WHAT TO DO:
Return all lines where the word "title" can be found.
━━ EXCERPTED RECORDS ━━
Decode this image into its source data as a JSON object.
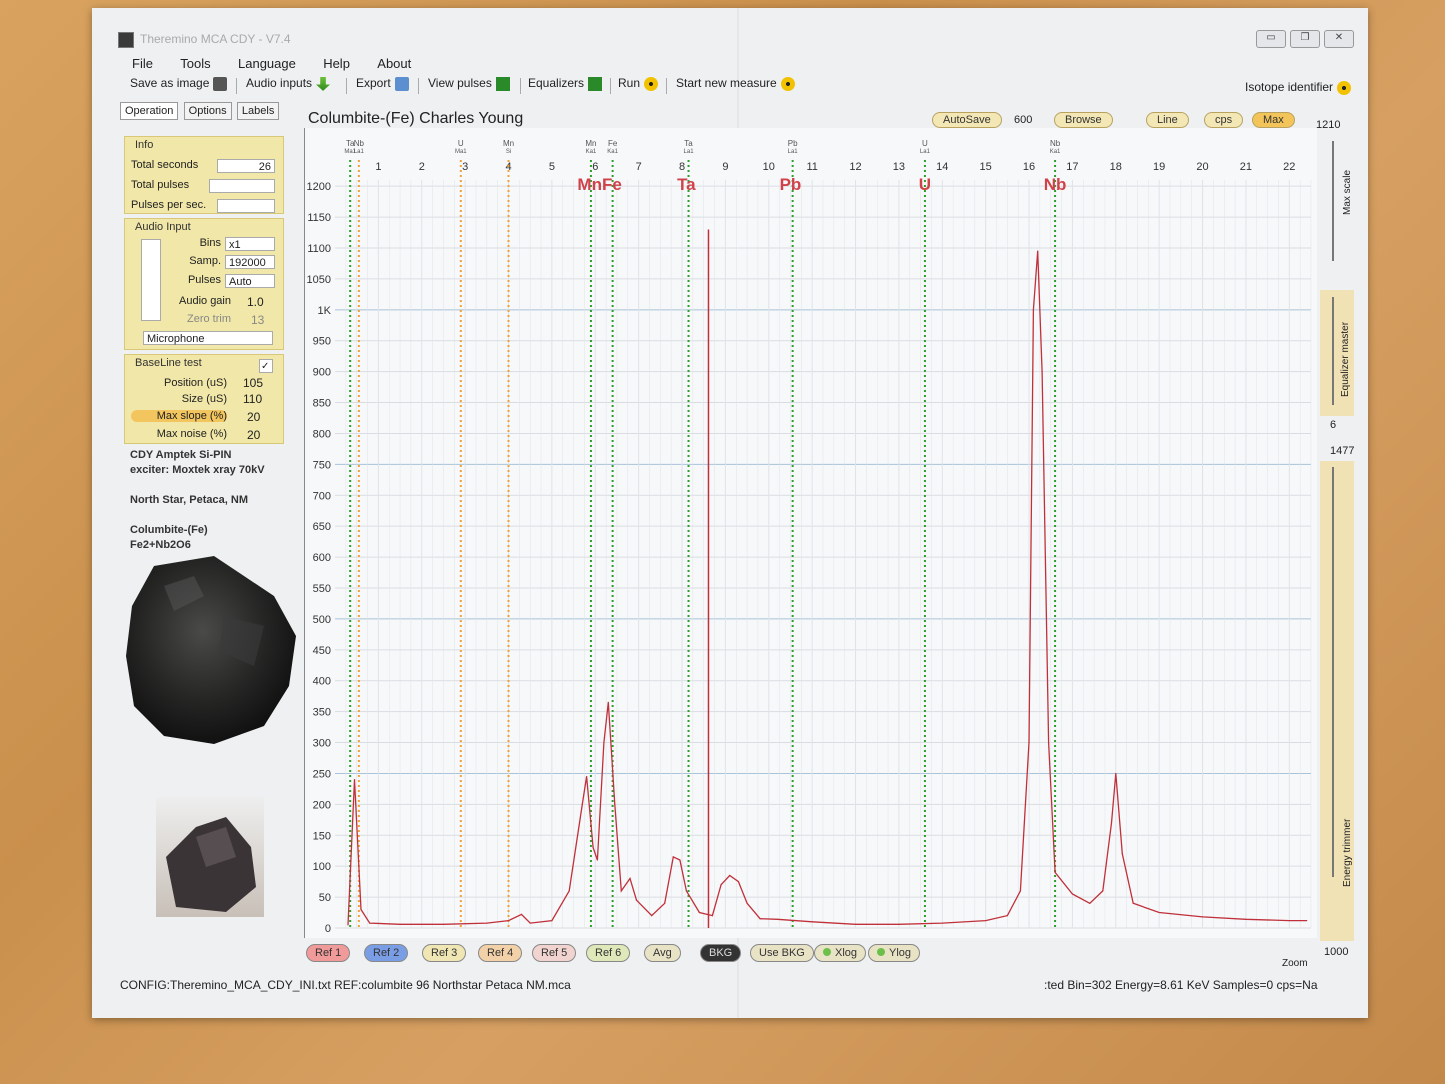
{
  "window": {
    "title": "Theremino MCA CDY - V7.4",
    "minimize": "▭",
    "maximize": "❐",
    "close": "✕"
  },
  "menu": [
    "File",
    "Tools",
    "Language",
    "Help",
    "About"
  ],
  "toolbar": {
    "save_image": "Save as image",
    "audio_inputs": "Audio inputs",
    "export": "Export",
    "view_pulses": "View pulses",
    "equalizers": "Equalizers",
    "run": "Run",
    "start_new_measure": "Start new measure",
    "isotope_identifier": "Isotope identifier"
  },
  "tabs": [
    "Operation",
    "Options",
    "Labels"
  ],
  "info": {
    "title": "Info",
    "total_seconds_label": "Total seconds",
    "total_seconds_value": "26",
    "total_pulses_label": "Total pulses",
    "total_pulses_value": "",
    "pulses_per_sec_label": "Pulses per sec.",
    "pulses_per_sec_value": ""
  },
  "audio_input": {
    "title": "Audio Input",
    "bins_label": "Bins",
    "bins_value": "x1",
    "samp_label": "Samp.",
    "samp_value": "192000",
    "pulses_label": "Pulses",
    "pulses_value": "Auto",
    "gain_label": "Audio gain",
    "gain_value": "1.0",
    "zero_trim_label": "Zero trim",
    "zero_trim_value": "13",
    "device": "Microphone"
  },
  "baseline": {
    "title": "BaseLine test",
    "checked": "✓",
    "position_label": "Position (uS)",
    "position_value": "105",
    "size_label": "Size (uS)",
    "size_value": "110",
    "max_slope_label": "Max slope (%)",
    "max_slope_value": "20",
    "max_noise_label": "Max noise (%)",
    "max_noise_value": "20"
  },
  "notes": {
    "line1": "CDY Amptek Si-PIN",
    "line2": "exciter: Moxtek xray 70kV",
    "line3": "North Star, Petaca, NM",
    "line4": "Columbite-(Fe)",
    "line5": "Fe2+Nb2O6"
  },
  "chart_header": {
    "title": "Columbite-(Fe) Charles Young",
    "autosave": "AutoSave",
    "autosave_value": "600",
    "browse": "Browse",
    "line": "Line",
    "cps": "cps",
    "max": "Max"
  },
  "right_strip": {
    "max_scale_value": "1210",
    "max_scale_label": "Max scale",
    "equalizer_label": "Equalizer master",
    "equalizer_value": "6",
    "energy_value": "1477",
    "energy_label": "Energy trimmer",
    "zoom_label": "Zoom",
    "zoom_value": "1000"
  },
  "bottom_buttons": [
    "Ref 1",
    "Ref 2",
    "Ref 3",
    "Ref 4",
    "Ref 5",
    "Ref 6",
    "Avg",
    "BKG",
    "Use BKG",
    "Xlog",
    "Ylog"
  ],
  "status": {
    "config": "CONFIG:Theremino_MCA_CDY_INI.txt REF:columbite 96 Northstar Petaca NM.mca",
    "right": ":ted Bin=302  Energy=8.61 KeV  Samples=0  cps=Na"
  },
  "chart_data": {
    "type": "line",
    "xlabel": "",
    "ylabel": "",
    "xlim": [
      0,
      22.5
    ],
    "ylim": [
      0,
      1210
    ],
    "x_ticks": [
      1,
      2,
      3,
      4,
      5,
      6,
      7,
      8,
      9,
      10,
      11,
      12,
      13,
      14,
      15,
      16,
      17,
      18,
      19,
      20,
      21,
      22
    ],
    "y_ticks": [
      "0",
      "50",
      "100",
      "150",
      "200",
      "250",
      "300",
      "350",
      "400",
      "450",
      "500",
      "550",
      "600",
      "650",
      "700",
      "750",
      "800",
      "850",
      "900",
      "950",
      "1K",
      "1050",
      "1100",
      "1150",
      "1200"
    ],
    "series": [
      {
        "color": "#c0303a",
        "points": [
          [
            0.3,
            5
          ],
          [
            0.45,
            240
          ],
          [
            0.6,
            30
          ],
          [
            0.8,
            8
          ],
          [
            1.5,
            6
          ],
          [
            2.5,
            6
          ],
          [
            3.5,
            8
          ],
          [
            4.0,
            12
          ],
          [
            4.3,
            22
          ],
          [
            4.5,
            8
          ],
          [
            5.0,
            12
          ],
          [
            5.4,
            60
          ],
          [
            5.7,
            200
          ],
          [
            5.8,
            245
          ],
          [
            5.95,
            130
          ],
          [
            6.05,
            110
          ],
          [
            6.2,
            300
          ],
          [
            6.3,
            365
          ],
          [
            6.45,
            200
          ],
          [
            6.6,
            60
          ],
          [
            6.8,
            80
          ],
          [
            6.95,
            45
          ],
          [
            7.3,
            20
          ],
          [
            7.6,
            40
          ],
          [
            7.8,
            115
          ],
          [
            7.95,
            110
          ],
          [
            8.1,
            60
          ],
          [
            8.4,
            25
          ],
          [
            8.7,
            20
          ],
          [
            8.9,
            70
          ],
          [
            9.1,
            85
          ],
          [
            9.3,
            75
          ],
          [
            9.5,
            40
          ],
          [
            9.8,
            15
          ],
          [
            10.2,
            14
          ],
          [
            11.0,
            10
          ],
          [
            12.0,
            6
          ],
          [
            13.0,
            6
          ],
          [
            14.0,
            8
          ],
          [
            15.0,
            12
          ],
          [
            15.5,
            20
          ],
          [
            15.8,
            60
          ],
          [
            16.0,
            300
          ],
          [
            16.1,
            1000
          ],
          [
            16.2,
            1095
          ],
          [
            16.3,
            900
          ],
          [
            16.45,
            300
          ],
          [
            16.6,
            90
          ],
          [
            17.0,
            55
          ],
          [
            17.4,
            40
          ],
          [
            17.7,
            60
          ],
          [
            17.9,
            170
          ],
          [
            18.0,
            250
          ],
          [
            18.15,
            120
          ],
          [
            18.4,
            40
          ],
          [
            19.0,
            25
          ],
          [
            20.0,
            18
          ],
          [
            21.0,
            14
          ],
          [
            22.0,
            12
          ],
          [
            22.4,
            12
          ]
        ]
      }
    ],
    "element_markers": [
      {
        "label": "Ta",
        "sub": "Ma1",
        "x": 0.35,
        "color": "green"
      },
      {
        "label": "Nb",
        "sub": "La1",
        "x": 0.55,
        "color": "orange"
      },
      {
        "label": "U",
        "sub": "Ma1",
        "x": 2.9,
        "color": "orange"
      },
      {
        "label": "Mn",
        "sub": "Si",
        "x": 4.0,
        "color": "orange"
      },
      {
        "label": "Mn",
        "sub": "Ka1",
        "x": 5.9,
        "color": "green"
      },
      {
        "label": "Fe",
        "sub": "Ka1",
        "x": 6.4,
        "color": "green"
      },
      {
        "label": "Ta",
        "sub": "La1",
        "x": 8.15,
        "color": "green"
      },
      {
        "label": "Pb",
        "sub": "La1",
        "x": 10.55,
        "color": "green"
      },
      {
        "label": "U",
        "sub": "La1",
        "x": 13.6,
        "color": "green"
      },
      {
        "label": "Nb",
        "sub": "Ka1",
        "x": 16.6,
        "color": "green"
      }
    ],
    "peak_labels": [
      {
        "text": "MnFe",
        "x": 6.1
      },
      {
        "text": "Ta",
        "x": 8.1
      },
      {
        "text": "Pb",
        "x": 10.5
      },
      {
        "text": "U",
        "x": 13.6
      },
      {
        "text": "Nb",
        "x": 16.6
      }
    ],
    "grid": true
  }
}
━━━
━━ EXCERPTED RECORDS ━━
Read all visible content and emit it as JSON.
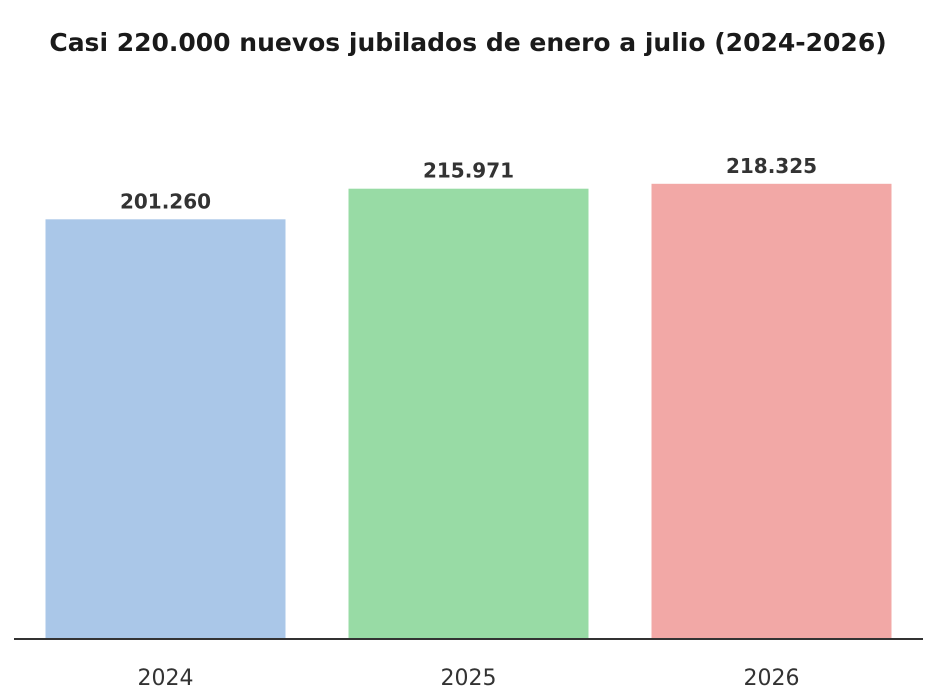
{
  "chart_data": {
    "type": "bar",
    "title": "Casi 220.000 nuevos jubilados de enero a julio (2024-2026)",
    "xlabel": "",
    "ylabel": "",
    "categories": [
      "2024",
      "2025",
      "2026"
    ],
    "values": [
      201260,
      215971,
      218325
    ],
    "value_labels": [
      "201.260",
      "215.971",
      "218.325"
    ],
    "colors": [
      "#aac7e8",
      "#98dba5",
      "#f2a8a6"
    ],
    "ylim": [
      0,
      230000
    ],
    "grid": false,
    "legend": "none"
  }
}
━━━
FINAL RESULT:
    "title": "Theremino MCA CDY - V7.4",
    "title": "Info",
    "title": "Audio Input",
    "title": "BaseLine test",
    "title": "Columbite-(Fe) Charles Young",
    "title": "Casi 220.000 nuevos jubilados de enero a julio (2024-2026)",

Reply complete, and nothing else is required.